[Stored items]
· · · · ·
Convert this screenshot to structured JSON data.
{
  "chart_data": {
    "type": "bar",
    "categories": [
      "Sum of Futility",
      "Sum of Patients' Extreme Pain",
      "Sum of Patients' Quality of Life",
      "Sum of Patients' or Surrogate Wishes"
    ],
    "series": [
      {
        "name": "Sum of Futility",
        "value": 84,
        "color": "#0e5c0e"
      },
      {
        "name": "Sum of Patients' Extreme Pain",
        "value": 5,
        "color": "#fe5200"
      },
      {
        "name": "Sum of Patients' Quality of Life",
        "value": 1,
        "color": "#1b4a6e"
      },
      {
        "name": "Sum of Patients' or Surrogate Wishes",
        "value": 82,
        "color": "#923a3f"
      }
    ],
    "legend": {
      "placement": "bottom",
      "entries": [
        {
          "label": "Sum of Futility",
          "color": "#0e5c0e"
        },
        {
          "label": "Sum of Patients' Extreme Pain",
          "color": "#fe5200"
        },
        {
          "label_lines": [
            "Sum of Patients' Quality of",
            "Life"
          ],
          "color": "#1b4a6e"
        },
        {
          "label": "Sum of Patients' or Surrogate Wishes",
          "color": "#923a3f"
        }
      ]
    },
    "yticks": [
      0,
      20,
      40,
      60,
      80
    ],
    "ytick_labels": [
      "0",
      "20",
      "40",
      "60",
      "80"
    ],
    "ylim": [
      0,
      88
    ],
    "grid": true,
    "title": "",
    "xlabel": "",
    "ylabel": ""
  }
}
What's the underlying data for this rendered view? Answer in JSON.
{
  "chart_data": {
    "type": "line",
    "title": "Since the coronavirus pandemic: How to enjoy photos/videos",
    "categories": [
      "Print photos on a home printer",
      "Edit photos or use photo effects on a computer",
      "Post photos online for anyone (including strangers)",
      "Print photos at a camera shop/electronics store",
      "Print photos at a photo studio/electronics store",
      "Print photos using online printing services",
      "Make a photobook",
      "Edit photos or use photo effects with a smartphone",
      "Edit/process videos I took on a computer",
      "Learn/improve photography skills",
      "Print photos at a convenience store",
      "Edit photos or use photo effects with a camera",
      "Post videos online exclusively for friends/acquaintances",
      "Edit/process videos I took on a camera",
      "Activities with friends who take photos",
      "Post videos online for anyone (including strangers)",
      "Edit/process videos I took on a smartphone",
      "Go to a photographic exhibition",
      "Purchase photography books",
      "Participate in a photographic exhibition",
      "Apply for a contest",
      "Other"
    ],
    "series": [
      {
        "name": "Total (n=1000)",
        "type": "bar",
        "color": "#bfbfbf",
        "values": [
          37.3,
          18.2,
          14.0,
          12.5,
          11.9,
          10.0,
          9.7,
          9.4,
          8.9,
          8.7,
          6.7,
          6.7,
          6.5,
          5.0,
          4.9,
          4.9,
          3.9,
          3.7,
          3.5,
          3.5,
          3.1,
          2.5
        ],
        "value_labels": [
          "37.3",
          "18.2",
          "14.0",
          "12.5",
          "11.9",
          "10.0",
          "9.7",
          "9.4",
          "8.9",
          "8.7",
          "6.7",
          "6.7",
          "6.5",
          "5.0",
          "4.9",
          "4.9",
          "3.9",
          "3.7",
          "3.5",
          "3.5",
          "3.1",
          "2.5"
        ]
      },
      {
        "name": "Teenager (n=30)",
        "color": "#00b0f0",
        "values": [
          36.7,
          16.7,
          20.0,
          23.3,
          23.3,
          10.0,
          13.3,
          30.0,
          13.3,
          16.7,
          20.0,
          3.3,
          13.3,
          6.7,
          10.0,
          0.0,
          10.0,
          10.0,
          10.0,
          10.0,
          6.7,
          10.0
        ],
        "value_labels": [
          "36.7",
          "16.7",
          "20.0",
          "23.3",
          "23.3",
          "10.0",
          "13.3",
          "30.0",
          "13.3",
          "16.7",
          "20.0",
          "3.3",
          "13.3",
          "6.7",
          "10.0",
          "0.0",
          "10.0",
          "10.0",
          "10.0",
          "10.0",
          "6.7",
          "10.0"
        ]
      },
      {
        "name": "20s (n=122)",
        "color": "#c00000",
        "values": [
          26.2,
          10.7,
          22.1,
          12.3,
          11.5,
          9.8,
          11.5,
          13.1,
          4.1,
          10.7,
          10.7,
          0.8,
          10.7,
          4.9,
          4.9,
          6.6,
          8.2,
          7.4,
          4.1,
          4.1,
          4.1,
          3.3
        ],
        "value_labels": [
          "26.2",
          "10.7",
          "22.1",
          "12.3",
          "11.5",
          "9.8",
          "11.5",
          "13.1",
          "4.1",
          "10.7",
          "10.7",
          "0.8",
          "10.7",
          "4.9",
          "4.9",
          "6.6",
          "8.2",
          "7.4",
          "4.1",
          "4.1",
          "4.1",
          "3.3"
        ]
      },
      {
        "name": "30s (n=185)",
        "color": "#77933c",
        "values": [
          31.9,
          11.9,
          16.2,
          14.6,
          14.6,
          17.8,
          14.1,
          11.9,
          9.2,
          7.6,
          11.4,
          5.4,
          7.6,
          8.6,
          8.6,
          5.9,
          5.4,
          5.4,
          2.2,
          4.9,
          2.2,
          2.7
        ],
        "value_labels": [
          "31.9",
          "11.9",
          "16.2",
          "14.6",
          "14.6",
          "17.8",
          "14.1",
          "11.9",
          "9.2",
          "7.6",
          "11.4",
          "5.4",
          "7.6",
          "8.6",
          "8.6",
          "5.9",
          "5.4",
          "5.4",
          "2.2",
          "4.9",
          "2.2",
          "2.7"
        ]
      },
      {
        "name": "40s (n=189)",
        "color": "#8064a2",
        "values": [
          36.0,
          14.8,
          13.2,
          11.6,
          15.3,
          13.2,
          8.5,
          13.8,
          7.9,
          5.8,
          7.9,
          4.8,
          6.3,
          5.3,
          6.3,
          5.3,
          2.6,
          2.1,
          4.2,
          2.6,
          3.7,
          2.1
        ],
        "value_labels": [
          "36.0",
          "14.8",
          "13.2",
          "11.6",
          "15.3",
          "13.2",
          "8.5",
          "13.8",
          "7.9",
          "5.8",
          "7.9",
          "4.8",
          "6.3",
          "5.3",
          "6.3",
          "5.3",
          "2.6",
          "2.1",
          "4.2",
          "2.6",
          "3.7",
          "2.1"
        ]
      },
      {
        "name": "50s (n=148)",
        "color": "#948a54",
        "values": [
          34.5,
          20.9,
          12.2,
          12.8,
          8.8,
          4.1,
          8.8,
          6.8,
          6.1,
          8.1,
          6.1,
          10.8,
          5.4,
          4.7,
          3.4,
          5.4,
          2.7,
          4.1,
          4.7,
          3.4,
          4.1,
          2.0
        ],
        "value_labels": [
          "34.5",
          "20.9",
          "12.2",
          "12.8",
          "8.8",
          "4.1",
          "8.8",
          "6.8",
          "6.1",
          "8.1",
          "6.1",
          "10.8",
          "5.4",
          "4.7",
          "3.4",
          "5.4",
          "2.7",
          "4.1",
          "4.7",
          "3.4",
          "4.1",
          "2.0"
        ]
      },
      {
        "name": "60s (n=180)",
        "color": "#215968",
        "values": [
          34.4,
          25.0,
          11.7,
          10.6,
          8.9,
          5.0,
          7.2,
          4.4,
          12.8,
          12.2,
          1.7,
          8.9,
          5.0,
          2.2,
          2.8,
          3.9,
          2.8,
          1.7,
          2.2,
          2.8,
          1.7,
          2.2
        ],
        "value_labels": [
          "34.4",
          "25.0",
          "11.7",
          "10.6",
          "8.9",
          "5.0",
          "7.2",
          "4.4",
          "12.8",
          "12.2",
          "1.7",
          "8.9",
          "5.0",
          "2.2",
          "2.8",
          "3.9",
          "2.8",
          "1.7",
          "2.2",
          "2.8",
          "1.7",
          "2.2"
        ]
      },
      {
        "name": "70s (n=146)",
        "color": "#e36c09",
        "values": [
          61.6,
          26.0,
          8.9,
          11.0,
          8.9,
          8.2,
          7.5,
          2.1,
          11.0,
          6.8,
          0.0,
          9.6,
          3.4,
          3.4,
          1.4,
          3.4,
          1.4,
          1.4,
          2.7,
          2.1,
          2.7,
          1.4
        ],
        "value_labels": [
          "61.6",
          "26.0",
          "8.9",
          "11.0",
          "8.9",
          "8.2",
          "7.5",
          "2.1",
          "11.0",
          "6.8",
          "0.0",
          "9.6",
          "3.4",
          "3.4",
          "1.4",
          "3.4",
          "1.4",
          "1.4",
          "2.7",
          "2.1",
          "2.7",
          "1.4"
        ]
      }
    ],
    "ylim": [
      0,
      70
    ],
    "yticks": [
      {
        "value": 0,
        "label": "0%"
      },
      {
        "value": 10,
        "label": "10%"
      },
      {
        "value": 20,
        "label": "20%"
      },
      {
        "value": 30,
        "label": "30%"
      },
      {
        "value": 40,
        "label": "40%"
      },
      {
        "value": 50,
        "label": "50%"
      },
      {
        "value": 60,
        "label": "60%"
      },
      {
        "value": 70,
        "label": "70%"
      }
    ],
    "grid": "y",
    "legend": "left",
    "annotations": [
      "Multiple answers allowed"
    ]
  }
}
· · · · ·
Every line above with the word "Extreme" belongs in the answer, copied as written.

      "Sum of Patients' Extreme Pain",
        "name": "Sum of Patients' Extreme Pain",
          "label": "Sum of Patients' Extreme Pain",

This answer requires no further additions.